** INSTRUCTIONS FOR THE TASK **
In full and without deviation, write out the entries that follow.

** DATASET **

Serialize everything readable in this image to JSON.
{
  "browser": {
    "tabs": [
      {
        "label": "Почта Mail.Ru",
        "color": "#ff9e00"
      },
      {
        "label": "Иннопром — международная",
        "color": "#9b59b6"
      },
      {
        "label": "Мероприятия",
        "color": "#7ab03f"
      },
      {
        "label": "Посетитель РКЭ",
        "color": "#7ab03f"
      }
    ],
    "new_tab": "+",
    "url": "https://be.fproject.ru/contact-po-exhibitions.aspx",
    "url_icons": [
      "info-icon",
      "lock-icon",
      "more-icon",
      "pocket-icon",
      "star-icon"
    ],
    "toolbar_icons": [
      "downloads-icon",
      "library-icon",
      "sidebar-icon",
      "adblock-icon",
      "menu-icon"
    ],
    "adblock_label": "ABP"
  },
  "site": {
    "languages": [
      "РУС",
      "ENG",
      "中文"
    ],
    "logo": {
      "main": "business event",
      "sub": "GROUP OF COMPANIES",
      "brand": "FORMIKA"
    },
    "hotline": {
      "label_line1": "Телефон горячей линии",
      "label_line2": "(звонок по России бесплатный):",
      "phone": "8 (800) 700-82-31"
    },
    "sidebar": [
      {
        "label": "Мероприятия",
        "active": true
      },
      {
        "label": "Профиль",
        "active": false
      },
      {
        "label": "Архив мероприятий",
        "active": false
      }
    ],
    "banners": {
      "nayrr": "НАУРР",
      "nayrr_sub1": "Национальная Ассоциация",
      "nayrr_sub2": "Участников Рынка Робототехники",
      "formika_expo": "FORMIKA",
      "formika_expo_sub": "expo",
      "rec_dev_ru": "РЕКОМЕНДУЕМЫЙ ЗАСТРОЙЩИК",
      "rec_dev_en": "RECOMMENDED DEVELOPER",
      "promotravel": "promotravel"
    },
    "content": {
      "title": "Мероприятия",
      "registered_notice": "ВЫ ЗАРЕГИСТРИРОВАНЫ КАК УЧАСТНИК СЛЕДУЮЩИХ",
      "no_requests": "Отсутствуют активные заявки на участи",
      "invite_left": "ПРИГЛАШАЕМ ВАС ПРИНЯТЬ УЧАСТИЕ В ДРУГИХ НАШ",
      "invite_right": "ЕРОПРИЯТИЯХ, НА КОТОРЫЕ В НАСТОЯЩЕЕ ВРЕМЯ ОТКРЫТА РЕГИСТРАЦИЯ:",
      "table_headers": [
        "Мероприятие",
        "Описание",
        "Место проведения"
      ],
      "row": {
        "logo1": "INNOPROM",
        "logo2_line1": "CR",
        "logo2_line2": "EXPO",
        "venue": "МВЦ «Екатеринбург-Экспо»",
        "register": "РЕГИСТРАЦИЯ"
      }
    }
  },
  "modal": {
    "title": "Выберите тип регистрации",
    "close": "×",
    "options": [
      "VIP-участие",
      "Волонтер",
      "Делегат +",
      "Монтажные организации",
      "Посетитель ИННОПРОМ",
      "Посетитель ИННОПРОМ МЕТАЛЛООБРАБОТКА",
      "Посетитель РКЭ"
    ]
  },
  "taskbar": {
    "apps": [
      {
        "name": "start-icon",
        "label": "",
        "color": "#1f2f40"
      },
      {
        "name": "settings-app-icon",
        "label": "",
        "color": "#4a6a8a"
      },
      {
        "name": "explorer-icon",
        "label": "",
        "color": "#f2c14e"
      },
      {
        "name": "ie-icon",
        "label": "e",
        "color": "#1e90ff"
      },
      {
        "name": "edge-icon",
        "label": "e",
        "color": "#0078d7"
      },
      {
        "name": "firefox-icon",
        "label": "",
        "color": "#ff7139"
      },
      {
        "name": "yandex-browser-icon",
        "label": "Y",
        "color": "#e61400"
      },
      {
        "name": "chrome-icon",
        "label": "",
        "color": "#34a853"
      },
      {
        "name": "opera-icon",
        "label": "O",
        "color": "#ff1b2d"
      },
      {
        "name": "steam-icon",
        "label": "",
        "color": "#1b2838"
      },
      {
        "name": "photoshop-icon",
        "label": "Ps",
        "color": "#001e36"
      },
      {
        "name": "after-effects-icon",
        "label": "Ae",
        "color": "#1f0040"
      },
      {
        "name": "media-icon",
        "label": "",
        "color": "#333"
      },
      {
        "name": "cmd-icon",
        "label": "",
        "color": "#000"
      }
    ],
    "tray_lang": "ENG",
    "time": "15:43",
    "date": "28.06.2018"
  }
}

** RIGHT ANSWER **
Serialize everything readable in this image to JSON.
{
  "browser": {
    "tabs": [
      {
        "label": "Почта Mail.Ru",
        "color": "#ff9e00"
      },
      {
        "label": "Иннопром — международная",
        "color": "#9b59b6"
      },
      {
        "label": "Мероприятия",
        "color": "#7ab03f"
      },
      {
        "label": "Посетитель РКЭ",
        "color": "#7ab03f"
      }
    ],
    "new_tab": "+",
    "url": "https://be.fproject.ru/contact-po-exhibitions.aspx",
    "url_icons": [
      "info-icon",
      "lock-icon",
      "more-icon",
      "pocket-icon",
      "star-icon"
    ],
    "toolbar_icons": [
      "downloads-icon",
      "library-icon",
      "sidebar-icon",
      "adblock-icon",
      "menu-icon"
    ],
    "adblock_label": "ABP"
  },
  "site": {
    "languages": [
      "РУС",
      "ENG",
      "中文"
    ],
    "logo": {
      "main": "business event",
      "sub": "GROUP OF COMPANIES",
      "brand": "FORMIKA"
    },
    "hotline": {
      "label_line1": "Телефон горячей линии",
      "label_line2": "(звонок по России бесплатный):",
      "phone": "8 (800) 700-82-31"
    },
    "sidebar": [
      {
        "label": "Мероприятия",
        "active": true
      },
      {
        "label": "Профиль",
        "active": false
      },
      {
        "label": "Архив мероприятий",
        "active": false
      }
    ],
    "banners": {
      "nayrr": "НАУРР",
      "nayrr_sub1": "Национальная Ассоциация",
      "nayrr_sub2": "Участников Рынка Робототехники",
      "formika_expo": "FORMIKA",
      "formika_expo_sub": "expo",
      "rec_dev_ru": "РЕКОМЕНДУЕМЫЙ ЗАСТРОЙЩИК",
      "rec_dev_en": "RECOMMENDED DEVELOPER",
      "promotravel": "promotravel"
    },
    "content": {
      "title": "Мероприятия",
      "registered_notice": "ВЫ ЗАРЕГИСТРИРОВАНЫ КАК УЧАСТНИК СЛЕДУЮЩИХ",
      "no_requests": "Отсутствуют активные заявки на участи",
      "invite_left": "ПРИГЛАШАЕМ ВАС ПРИНЯТЬ УЧАСТИЕ В ДРУГИХ НАШ",
      "invite_right": "ЕРОПРИЯТИЯХ, НА КОТОРЫЕ В НАСТОЯЩЕЕ ВРЕМЯ ОТКРЫТА РЕГИСТРАЦИЯ:",
      "table_headers": [
        "Мероприятие",
        "Описание",
        "Место проведения"
      ],
      "row": {
        "logo1": "INNOPROM",
        "logo2_line1": "CR",
        "logo2_line2": "EXPO",
        "venue": "МВЦ «Екатеринбург-Экспо»",
        "register": "РЕГИСТРАЦИЯ"
      }
    }
  },
  "modal": {
    "title": "Выберите тип регистрации",
    "close": "×",
    "options": [
      "VIP-участие",
      "Волонтер",
      "Делегат +",
      "Монтажные организации",
      "Посетитель ИННОПРОМ",
      "Посетитель ИННОПРОМ МЕТАЛЛООБРАБОТКА",
      "Посетитель РКЭ"
    ]
  },
  "taskbar": {
    "apps": [
      {
        "name": "start-icon",
        "label": "",
        "color": "#1f2f40"
      },
      {
        "name": "settings-app-icon",
        "label": "",
        "color": "#4a6a8a"
      },
      {
        "name": "explorer-icon",
        "label": "",
        "color": "#f2c14e"
      },
      {
        "name": "ie-icon",
        "label": "e",
        "color": "#1e90ff"
      },
      {
        "name": "edge-icon",
        "label": "e",
        "color": "#0078d7"
      },
      {
        "name": "firefox-icon",
        "label": "",
        "color": "#ff7139"
      },
      {
        "name": "yandex-browser-icon",
        "label": "Y",
        "color": "#e61400"
      },
      {
        "name": "chrome-icon",
        "label": "",
        "color": "#34a853"
      },
      {
        "name": "opera-icon",
        "label": "O",
        "color": "#ff1b2d"
      },
      {
        "name": "steam-icon",
        "label": "",
        "color": "#1b2838"
      },
      {
        "name": "photoshop-icon",
        "label": "Ps",
        "color": "#001e36"
      },
      {
        "name": "after-effects-icon",
        "label": "Ae",
        "color": "#1f0040"
      },
      {
        "name": "media-icon",
        "label": "",
        "color": "#333"
      },
      {
        "name": "cmd-icon",
        "label": "",
        "color": "#000"
      }
    ],
    "tray_lang": "ENG",
    "time": "15:43",
    "date": "28.06.2018"
  }
}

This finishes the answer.